Please reproduce every record, keeping each one exactly as written.

▸ **Supplied data**:
** begin **
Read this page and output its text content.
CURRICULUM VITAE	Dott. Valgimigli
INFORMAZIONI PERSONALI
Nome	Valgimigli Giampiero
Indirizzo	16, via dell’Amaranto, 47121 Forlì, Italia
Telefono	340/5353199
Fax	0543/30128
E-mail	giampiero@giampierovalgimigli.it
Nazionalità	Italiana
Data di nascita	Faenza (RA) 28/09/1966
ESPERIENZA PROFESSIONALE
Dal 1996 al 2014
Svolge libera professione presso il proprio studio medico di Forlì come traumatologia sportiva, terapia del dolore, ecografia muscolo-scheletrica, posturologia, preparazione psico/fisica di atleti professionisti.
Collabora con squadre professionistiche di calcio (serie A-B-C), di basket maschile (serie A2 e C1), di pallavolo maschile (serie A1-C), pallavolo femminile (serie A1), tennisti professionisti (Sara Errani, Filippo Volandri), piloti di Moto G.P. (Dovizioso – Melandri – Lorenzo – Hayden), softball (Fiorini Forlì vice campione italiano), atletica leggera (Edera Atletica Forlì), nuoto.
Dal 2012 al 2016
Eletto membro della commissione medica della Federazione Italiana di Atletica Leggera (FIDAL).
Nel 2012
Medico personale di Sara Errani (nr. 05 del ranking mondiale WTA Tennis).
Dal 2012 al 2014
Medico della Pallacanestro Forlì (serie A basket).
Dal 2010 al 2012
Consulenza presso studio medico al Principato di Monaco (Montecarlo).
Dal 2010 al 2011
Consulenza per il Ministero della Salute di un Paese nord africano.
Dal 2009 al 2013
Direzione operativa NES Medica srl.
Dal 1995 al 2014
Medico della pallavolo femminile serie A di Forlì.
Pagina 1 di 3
** end **
▸ **Answer to the exercise**:
Read this page and output its text content.
CURRICULUM VITAE	Dott. Valgimigli
INFORMAZIONI PERSONALI
Nome	Valgimigli Giampiero
Indirizzo	16, via dell’Amaranto, 47121 Forlì, Italia
Telefono	340/5353199
Fax	0543/30128
E-mail	giampiero@giampierovalgimigli.it
Nazionalità	Italiana
Data di nascita	Faenza (RA) 28/09/1966
ESPERIENZA PROFESSIONALE
Dal 1996 al 2014
Svolge libera professione presso il proprio studio medico di Forlì come traumatologia sportiva, terapia del dolore, ecografia muscolo-scheletrica, posturologia, preparazione psico/fisica di atleti professionisti.
Collabora con squadre professionistiche di calcio (serie A-B-C), di basket maschile (serie A2 e C1), di pallavolo maschile (serie A1-C), pallavolo femminile (serie A1), tennisti professionisti (Sara Errani, Filippo Volandri), piloti di Moto G.P. (Dovizioso – Melandri – Lorenzo – Hayden), softball (Fiorini Forlì vice campione italiano), atletica leggera (Edera Atletica Forlì), nuoto.
Dal 2012 al 2016
Eletto membro della commissione medica della Federazione Italiana di Atletica Leggera (FIDAL).
Nel 2012
Medico personale di Sara Errani (nr. 05 del ranking mondiale WTA Tennis).
Dal 2012 al 2014
Medico della Pallacanestro Forlì (serie A basket).
Dal 2010 al 2012
Consulenza presso studio medico al Principato di Monaco (Montecarlo).
Dal 2010 al 2011
Consulenza per il Ministero della Salute di un Paese nord africano.
Dal 2009 al 2013
Direzione operativa NES Medica srl.
Dal 1995 al 2014
Medico della pallavolo femminile serie A di Forlì.
Pagina 1 di 3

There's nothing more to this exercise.